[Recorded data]

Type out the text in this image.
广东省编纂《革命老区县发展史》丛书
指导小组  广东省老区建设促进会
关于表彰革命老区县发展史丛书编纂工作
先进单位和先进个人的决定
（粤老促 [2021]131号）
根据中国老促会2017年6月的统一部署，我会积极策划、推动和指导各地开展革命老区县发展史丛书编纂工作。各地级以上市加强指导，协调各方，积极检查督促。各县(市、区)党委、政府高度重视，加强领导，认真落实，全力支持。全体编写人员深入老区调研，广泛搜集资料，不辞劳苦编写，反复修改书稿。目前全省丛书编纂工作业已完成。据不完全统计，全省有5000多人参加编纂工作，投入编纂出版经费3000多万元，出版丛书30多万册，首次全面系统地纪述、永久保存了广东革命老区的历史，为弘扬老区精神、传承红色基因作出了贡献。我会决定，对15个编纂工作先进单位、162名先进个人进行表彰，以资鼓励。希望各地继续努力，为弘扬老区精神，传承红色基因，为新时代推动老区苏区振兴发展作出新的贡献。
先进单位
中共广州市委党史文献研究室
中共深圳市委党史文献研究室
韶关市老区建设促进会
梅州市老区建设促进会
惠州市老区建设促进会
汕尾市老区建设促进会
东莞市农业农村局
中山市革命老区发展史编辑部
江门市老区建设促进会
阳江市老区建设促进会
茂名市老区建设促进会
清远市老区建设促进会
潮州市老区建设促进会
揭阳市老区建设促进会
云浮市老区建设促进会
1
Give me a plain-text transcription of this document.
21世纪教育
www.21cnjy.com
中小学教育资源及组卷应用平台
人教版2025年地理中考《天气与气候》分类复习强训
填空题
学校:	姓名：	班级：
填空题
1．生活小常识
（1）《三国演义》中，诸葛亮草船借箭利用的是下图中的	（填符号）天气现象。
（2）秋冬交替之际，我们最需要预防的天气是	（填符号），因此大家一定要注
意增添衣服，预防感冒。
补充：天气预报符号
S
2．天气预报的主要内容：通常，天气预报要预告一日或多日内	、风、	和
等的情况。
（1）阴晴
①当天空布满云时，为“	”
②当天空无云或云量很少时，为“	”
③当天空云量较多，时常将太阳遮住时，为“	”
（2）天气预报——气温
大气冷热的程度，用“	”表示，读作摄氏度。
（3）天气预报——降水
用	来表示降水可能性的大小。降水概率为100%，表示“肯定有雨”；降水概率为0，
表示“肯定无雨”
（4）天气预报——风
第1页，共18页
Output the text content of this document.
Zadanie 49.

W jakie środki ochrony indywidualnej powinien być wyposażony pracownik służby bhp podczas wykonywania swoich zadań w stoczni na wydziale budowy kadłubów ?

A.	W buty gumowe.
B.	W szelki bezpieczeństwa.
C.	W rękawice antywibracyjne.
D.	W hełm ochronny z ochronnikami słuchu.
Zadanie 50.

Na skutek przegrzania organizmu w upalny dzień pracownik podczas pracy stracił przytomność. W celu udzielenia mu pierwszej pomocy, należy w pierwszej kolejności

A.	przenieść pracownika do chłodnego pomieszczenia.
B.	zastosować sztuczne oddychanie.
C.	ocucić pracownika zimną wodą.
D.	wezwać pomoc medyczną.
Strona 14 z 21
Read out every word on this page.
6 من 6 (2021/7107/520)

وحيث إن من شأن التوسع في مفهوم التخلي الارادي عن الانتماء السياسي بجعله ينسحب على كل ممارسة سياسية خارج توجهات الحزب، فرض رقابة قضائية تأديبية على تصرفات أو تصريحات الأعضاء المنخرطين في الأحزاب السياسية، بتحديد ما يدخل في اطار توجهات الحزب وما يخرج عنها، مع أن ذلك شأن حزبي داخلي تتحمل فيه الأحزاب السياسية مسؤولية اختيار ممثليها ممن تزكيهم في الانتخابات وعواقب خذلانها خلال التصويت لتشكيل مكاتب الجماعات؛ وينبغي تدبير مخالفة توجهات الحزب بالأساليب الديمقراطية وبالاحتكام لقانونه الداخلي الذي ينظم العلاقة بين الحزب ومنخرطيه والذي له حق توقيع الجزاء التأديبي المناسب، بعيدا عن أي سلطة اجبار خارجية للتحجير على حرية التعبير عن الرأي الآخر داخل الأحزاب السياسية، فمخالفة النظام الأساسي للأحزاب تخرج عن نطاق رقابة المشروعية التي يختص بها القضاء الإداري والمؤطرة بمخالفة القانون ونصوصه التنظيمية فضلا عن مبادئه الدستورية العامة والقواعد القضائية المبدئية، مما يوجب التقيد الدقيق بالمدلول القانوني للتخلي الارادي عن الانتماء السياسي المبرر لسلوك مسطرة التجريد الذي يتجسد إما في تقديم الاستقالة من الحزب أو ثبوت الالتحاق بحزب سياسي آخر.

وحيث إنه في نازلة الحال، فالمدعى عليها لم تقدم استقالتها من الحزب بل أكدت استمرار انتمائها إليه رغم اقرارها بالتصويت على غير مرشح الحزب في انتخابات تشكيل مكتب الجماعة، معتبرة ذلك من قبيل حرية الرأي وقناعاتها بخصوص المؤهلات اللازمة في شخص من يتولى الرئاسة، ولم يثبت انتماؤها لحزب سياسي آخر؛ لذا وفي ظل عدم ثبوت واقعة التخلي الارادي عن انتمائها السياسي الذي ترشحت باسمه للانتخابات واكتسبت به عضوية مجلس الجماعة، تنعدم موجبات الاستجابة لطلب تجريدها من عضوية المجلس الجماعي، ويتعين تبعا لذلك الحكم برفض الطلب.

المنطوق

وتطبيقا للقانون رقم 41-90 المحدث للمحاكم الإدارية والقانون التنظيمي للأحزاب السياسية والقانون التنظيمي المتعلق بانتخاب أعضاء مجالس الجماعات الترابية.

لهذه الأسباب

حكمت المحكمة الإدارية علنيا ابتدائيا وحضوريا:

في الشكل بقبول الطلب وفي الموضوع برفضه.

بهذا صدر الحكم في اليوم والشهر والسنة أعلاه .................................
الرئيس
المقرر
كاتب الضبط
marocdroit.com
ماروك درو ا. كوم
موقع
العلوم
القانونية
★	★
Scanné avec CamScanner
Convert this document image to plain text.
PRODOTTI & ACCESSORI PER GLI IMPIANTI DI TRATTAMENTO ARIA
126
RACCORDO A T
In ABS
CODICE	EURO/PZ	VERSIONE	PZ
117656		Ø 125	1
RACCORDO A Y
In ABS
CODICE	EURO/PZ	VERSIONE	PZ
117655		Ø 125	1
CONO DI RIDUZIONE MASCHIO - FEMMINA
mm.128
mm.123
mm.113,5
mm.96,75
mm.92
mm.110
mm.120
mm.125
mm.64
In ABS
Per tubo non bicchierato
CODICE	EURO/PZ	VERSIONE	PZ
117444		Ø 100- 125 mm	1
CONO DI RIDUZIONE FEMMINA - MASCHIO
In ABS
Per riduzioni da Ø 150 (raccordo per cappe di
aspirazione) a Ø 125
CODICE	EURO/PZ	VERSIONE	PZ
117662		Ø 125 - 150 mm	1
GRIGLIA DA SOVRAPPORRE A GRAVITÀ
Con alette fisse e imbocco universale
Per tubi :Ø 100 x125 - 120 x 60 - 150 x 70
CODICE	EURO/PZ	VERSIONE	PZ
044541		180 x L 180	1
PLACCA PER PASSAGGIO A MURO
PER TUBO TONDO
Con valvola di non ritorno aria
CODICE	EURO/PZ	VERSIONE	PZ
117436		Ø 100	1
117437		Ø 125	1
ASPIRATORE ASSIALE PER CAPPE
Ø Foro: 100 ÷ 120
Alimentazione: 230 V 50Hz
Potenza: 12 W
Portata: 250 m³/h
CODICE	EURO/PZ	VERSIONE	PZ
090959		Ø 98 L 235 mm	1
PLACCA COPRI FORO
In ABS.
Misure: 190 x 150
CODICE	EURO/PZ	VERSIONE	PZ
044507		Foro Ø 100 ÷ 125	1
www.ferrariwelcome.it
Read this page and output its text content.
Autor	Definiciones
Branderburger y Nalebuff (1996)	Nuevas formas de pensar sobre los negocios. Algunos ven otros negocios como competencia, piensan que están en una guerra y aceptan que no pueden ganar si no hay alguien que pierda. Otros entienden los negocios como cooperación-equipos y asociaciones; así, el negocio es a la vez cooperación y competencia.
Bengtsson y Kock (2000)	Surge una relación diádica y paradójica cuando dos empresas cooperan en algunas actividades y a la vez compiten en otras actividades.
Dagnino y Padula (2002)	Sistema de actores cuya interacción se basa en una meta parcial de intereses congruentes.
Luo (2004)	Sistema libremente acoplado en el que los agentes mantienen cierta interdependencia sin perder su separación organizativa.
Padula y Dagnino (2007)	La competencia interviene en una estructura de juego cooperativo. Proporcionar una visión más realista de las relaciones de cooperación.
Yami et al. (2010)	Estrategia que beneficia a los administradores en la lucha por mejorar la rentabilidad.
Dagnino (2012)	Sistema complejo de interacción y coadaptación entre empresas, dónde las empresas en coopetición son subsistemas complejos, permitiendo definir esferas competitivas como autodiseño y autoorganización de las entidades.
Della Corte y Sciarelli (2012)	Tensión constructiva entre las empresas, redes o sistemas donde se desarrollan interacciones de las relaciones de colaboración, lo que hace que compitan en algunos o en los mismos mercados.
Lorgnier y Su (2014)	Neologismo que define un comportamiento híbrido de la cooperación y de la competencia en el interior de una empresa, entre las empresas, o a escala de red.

**TASK INSTRUCTIONS:**
Scan the entries above. Copy each line that has the string "text".

**REPLY TO THE EXERCISE:**
Type out the text in this image.
Give me a plain-text transcription of this document.
Output the text content of this document.
Convert this document image to plain text.
Read this page and output its text content.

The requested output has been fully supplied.